PROVIDED ENTRIES ::
§
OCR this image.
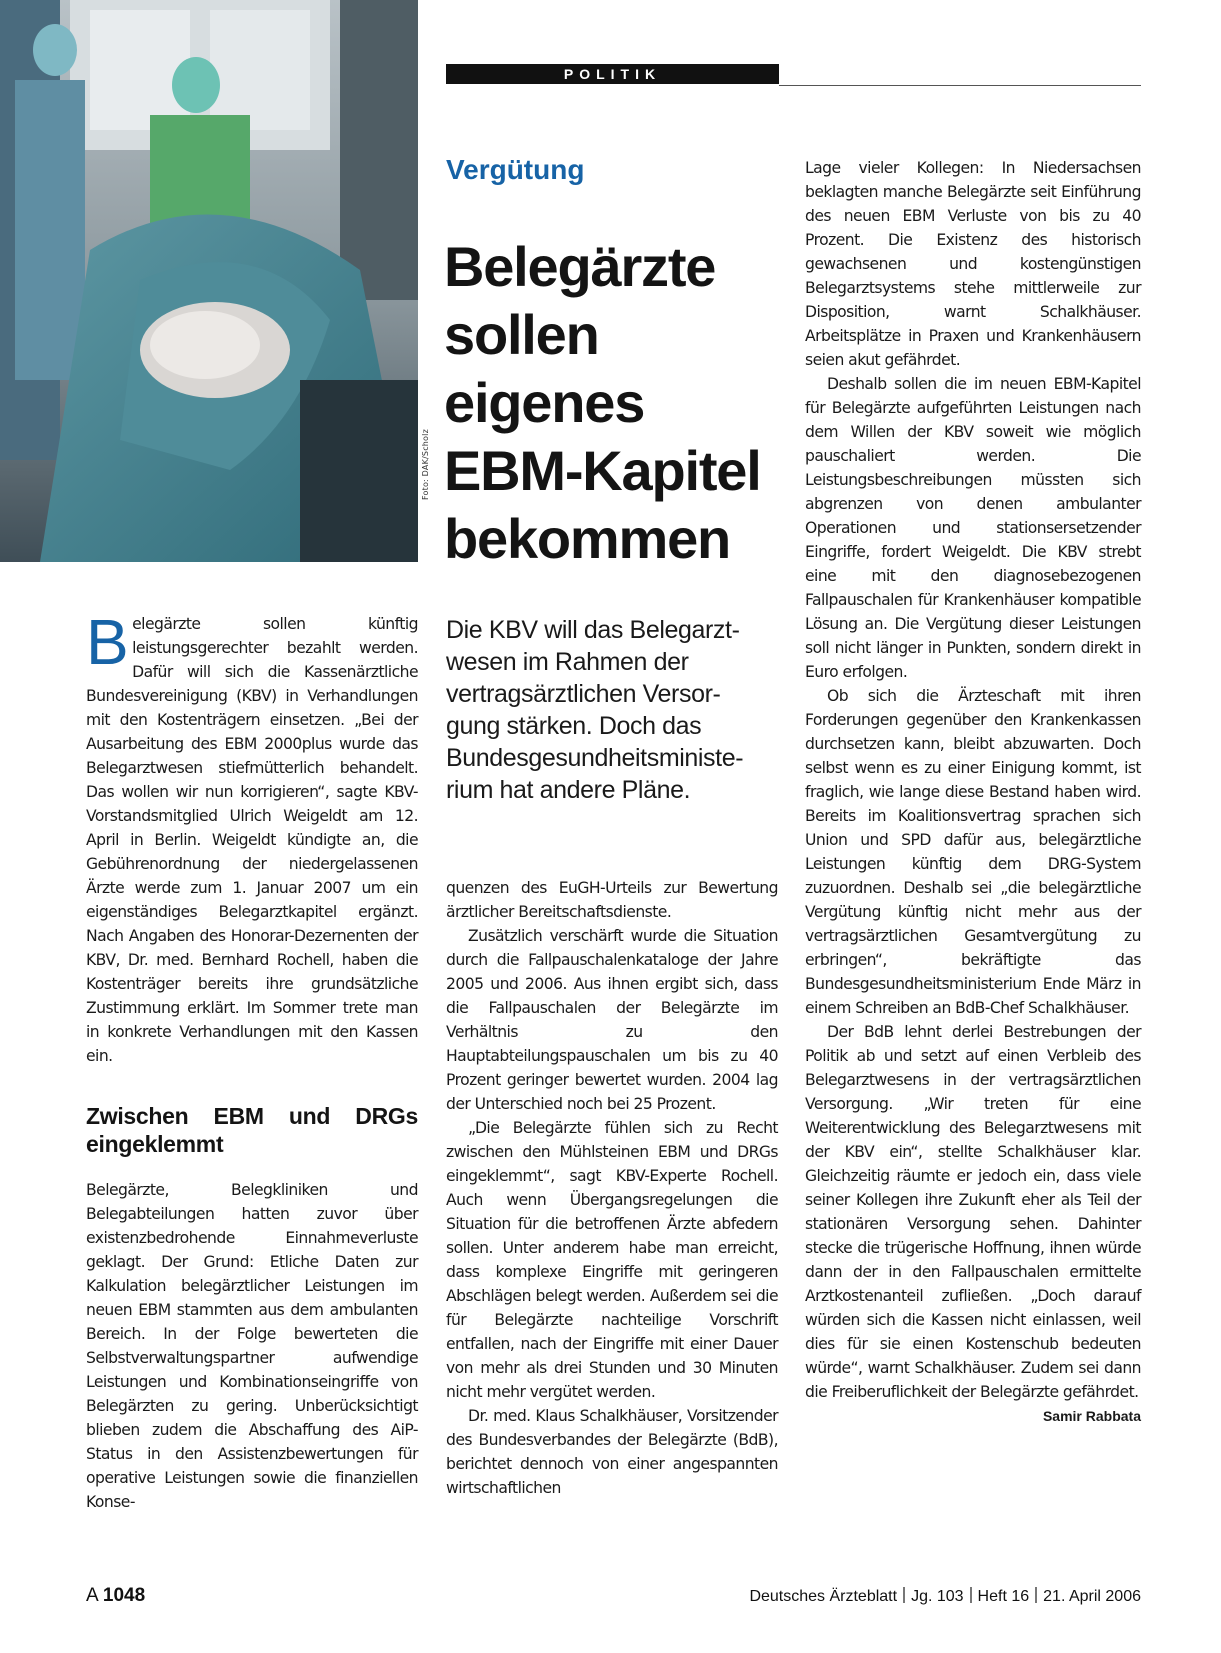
Foto: DAK/Scholz
POLITIK
Vergütung
Belegärzte sollen eigenes EBM-Kapitel bekommen

Die KBV will das Belegarztwesen im Rahmen der vertragsärztlichen Versorgung stärken. Doch das Bundesgesundheitsministerium hat andere Pläne.

Belegärzte sollen künftig leistungsgerechter bezahlt werden. Dafür will sich die Kassenärztliche Bundesvereinigung (KBV) in Verhandlungen mit den Kostenträgern einsetzen. „Bei der Ausarbeitung des EBM 2000plus wurde das Belegarztwesen stiefmütterlich behandelt. Das wollen wir nun korrigieren“, sagte KBV-Vorstandsmitglied Ulrich Weigeldt am 12. April in Berlin. Weigeldt kündigte an, die Gebührenordnung der niedergelassenen Ärzte werde zum 1. Januar 2007 um ein eigenständiges Belegarztkapitel ergänzt. Nach Angaben des Honorar-Dezernenten der KBV, Dr. med. Bernhard Rochell, haben die Kostenträger bereits ihre grundsätzliche Zustimmung erklärt. Im Sommer trete man in konkrete Verhandlungen mit den Kassen ein.

Zwischen EBM und DRGs eingeklemmt

Belegärzte, Belegkliniken und Belegabteilungen hatten zuvor über existenzbedrohende Einnahmeverluste geklagt. Der Grund: Etliche Daten zur Kalkulation belegärztlicher Leistungen im neuen EBM stammten aus dem ambulanten Bereich. In der Folge bewerteten die Selbstverwaltungspartner aufwendige Leistungen und Kombinationseingriffe von Belegärzten zu gering. Unberücksichtigt blieben zudem die Abschaffung des AiP-Status in den Assistenzbewertungen für operative Leistungen sowie die finanziellen Konse-

quenzen des EuGH-Urteils zur Bewertung ärztlicher Bereitschaftsdienste.

Zusätzlich verschärft wurde die Situation durch die Fallpauschalenkataloge der Jahre 2005 und 2006. Aus ihnen ergibt sich, dass die Fallpauschalen der Belegärzte im Verhältnis zu den Hauptabteilungspauschalen um bis zu 40 Prozent geringer bewertet wurden. 2004 lag der Unterschied noch bei 25 Prozent.

„Die Belegärzte fühlen sich zu Recht zwischen den Mühlsteinen EBM und DRGs eingeklemmt“, sagt KBV-Experte Rochell. Auch wenn Übergangsregelungen die Situation für die betroffenen Ärzte abfedern sollen. Unter anderem habe man erreicht, dass komplexe Eingriffe mit geringeren Abschlägen belegt werden. Außerdem sei die für Belegärzte nachteilige Vorschrift entfallen, nach der Eingriffe mit einer Dauer von mehr als drei Stunden und 30 Minuten nicht mehr vergütet werden.

Dr. med. Klaus Schalkhäuser, Vorsitzender des Bundesverbandes der Belegärzte (BdB), berichtet dennoch von einer angespannten wirtschaftlichen

Lage vieler Kollegen: In Niedersachsen beklagten manche Belegärzte seit Einführung des neuen EBM Verluste von bis zu 40 Prozent. Die Existenz des historisch gewachsenen und kostengünstigen Belegarztsystems stehe mittlerweile zur Disposition, warnt Schalkhäuser. Arbeitsplätze in Praxen und Krankenhäusern seien akut gefährdet.

Deshalb sollen die im neuen EBM-Kapitel für Belegärzte aufgeführten Leistungen nach dem Willen der KBV soweit wie möglich pauschaliert werden. Die Leistungsbeschreibungen müssten sich abgrenzen von denen ambulanter Operationen und stationsersetzender Eingriffe, fordert Weigeldt. Die KBV strebt eine mit den diagnosebezogenen Fallpauschalen für Krankenhäuser kompatible Lösung an. Die Vergütung dieser Leistungen soll nicht länger in Punkten, sondern direkt in Euro erfolgen.

Ob sich die Ärzteschaft mit ihren Forderungen gegenüber den Krankenkassen durchsetzen kann, bleibt abzuwarten. Doch selbst wenn es zu einer Einigung kommt, ist fraglich, wie lange diese Bestand haben wird. Bereits im Koalitionsvertrag sprachen sich Union und SPD dafür aus, belegärztliche Leistungen künftig dem DRG-System zuzuordnen. Deshalb sei „die belegärztliche Vergütung künftig nicht mehr aus der vertragsärztlichen Gesamtvergütung zu erbringen“, bekräftigte das Bundesgesundheitsministerium Ende März in einem Schreiben an BdB-Chef Schalkhäuser.

Der BdB lehnt derlei Bestrebungen der Politik ab und setzt auf einen Verbleib des Belegarztwesens in der vertragsärztlichen Versorgung. „Wir treten für eine Weiterentwicklung des Belegarztwesens mit der KBV ein“, stellte Schalkhäuser klar. Gleichzeitig räumte er jedoch ein, dass viele seiner Kollegen ihre Zukunft eher als Teil der stationären Versorgung sehen. Dahinter stecke die trügerische Hoffnung, ihnen würde dann der in den Fallpauschalen ermittelte Arztkostenanteil zufließen. „Doch darauf würden sich die Kassen nicht einlassen, weil dies für sie einen Kostenschub bedeuten würde“, warnt Schalkhäuser. Zudem sei dann die Freiberuflichkeit der Belegärzte gefährdet.
Samir Rabbata

A 1048	Deutsches Ärzteblatt Jg. 103 Heft 16 21. April 2006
§
TASK PROMPT :: Each record above needs to be copied exactly, with images left out.

YOUR RESPONSE ::
OCR this image.
Foto: DAK/Scholz
POLITIK
Vergütung
Belegärzte sollen eigenes EBM-Kapitel bekommen

Die KBV will das Belegarztwesen im Rahmen der vertragsärztlichen Versorgung stärken. Doch das Bundesgesundheitsministerium hat andere Pläne.

Belegärzte sollen künftig leistungsgerechter bezahlt werden. Dafür will sich die Kassenärztliche Bundesvereinigung (KBV) in Verhandlungen mit den Kostenträgern einsetzen. „Bei der Ausarbeitung des EBM 2000plus wurde das Belegarztwesen stiefmütterlich behandelt. Das wollen wir nun korrigieren“, sagte KBV-Vorstandsmitglied Ulrich Weigeldt am 12. April in Berlin. Weigeldt kündigte an, die Gebührenordnung der niedergelassenen Ärzte werde zum 1. Januar 2007 um ein eigenständiges Belegarztkapitel ergänzt. Nach Angaben des Honorar-Dezernenten der KBV, Dr. med. Bernhard Rochell, haben die Kostenträger bereits ihre grundsätzliche Zustimmung erklärt. Im Sommer trete man in konkrete Verhandlungen mit den Kassen ein.

Zwischen EBM und DRGs eingeklemmt

Belegärzte, Belegkliniken und Belegabteilungen hatten zuvor über existenzbedrohende Einnahmeverluste geklagt. Der Grund: Etliche Daten zur Kalkulation belegärztlicher Leistungen im neuen EBM stammten aus dem ambulanten Bereich. In der Folge bewerteten die Selbstverwaltungspartner aufwendige Leistungen und Kombinationseingriffe von Belegärzten zu gering. Unberücksichtigt blieben zudem die Abschaffung des AiP-Status in den Assistenzbewertungen für operative Leistungen sowie die finanziellen Konse-

quenzen des EuGH-Urteils zur Bewertung ärztlicher Bereitschaftsdienste.

Zusätzlich verschärft wurde die Situation durch die Fallpauschalenkataloge der Jahre 2005 und 2006. Aus ihnen ergibt sich, dass die Fallpauschalen der Belegärzte im Verhältnis zu den Hauptabteilungspauschalen um bis zu 40 Prozent geringer bewertet wurden. 2004 lag der Unterschied noch bei 25 Prozent.

„Die Belegärzte fühlen sich zu Recht zwischen den Mühlsteinen EBM und DRGs eingeklemmt“, sagt KBV-Experte Rochell. Auch wenn Übergangsregelungen die Situation für die betroffenen Ärzte abfedern sollen. Unter anderem habe man erreicht, dass komplexe Eingriffe mit geringeren Abschlägen belegt werden. Außerdem sei die für Belegärzte nachteilige Vorschrift entfallen, nach der Eingriffe mit einer Dauer von mehr als drei Stunden und 30 Minuten nicht mehr vergütet werden.

Dr. med. Klaus Schalkhäuser, Vorsitzender des Bundesverbandes der Belegärzte (BdB), berichtet dennoch von einer angespannten wirtschaftlichen

Lage vieler Kollegen: In Niedersachsen beklagten manche Belegärzte seit Einführung des neuen EBM Verluste von bis zu 40 Prozent. Die Existenz des historisch gewachsenen und kostengünstigen Belegarztsystems stehe mittlerweile zur Disposition, warnt Schalkhäuser. Arbeitsplätze in Praxen und Krankenhäusern seien akut gefährdet.

Deshalb sollen die im neuen EBM-Kapitel für Belegärzte aufgeführten Leistungen nach dem Willen der KBV soweit wie möglich pauschaliert werden. Die Leistungsbeschreibungen müssten sich abgrenzen von denen ambulanter Operationen und stationsersetzender Eingriffe, fordert Weigeldt. Die KBV strebt eine mit den diagnosebezogenen Fallpauschalen für Krankenhäuser kompatible Lösung an. Die Vergütung dieser Leistungen soll nicht länger in Punkten, sondern direkt in Euro erfolgen.

Ob sich die Ärzteschaft mit ihren Forderungen gegenüber den Krankenkassen durchsetzen kann, bleibt abzuwarten. Doch selbst wenn es zu einer Einigung kommt, ist fraglich, wie lange diese Bestand haben wird. Bereits im Koalitionsvertrag sprachen sich Union und SPD dafür aus, belegärztliche Leistungen künftig dem DRG-System zuzuordnen. Deshalb sei „die belegärztliche Vergütung künftig nicht mehr aus der vertragsärztlichen Gesamtvergütung zu erbringen“, bekräftigte das Bundesgesundheitsministerium Ende März in einem Schreiben an BdB-Chef Schalkhäuser.

Der BdB lehnt derlei Bestrebungen der Politik ab und setzt auf einen Verbleib des Belegarztwesens in der vertragsärztlichen Versorgung. „Wir treten für eine Weiterentwicklung des Belegarztwesens mit der KBV ein“, stellte Schalkhäuser klar. Gleichzeitig räumte er jedoch ein, dass viele seiner Kollegen ihre Zukunft eher als Teil der stationären Versorgung sehen. Dahinter stecke die trügerische Hoffnung, ihnen würde dann der in den Fallpauschalen ermittelte Arztkostenanteil zufließen. „Doch darauf würden sich die Kassen nicht einlassen, weil dies für sie einen Kostenschub bedeuten würde“, warnt Schalkhäuser. Zudem sei dann die Freiberuflichkeit der Belegärzte gefährdet.
Samir Rabbata

A 1048	Deutsches Ärzteblatt Jg. 103 Heft 16 21. April 2006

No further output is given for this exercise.